Repeat the whole of the data, keeping every detail the same.

━━ Raw records

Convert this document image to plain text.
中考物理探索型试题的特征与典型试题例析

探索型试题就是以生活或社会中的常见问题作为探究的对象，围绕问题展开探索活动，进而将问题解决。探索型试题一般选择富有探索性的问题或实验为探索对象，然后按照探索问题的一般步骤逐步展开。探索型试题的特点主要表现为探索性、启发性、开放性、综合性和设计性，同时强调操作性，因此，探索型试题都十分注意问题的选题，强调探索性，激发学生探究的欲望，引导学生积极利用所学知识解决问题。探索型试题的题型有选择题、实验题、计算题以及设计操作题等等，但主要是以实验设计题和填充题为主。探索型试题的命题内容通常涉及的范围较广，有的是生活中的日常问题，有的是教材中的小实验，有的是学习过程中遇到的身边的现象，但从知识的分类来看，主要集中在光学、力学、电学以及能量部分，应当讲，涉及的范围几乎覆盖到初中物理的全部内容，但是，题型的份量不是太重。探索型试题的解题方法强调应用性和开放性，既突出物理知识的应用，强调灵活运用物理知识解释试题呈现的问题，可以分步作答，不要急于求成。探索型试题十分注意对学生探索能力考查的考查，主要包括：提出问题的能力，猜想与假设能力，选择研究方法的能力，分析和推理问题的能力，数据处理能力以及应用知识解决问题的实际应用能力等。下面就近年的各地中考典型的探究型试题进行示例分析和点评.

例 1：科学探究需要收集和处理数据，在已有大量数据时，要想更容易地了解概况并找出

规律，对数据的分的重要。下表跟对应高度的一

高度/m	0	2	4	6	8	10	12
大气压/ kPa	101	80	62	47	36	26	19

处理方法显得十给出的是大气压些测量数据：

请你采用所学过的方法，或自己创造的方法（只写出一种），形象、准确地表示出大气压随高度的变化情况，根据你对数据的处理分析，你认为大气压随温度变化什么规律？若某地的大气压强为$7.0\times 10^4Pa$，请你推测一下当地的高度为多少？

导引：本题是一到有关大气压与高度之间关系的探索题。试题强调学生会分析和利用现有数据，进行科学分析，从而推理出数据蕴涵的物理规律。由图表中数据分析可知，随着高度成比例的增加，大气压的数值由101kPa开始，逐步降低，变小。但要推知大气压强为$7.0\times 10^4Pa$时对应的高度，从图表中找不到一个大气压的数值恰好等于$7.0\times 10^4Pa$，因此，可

━━━━

- **Result of this task**
Convert this document image to plain text.
中考物理探索型试题的特征与典型试题例析

探索型试题就是以生活或社会中的常见问题作为探究的对象，围绕问题展开探索活动，进而将问题解决。探索型试题一般选择富有探索性的问题或实验为探索对象，然后按照探索问题的一般步骤逐步展开。探索型试题的特点主要表现为探索性、启发性、开放性、综合性和设计性，同时强调操作性，因此，探索型试题都十分注意问题的选题，强调探索性，激发学生探究的欲望，引导学生积极利用所学知识解决问题。探索型试题的题型有选择题、实验题、计算题以及设计操作题等等，但主要是以实验设计题和填充题为主。探索型试题的命题内容通常涉及的范围较广，有的是生活中的日常问题，有的是教材中的小实验，有的是学习过程中遇到的身边的现象，但从知识的分类来看，主要集中在光学、力学、电学以及能量部分，应当讲，涉及的范围几乎覆盖到初中物理的全部内容，但是，题型的份量不是太重。探索型试题的解题方法强调应用性和开放性，既突出物理知识的应用，强调灵活运用物理知识解释试题呈现的问题，可以分步作答，不要急于求成。探索型试题十分注意对学生探索能力考查的考查，主要包括：提出问题的能力，猜想与假设能力，选择研究方法的能力，分析和推理问题的能力，数据处理能力以及应用知识解决问题的实际应用能力等。下面就近年的各地中考典型的探究型试题进行示例分析和点评.

例 1：科学探究需要收集和处理数据，在已有大量数据时，要想更容易地了解概况并找出

规律，对数据的分的重要。下表跟对应高度的一

高度/m	0	2	4	6	8	10	12
大气压/ kPa	101	80	62	47	36	26	19

处理方法显得十给出的是大气压些测量数据：

请你采用所学过的方法，或自己创造的方法（只写出一种），形象、准确地表示出大气压随高度的变化情况，根据你对数据的处理分析，你认为大气压随温度变化什么规律？若某地的大气压强为$7.0\times 10^4Pa$，请你推测一下当地的高度为多少？

导引：本题是一到有关大气压与高度之间关系的探索题。试题强调学生会分析和利用现有数据，进行科学分析，从而推理出数据蕴涵的物理规律。由图表中数据分析可知，随着高度成比例的增加，大气压的数值由101kPa开始，逐步降低，变小。但要推知大气压强为$7.0\times 10^4Pa$时对应的高度，从图表中找不到一个大气压的数值恰好等于$7.0\times 10^4Pa$，因此，可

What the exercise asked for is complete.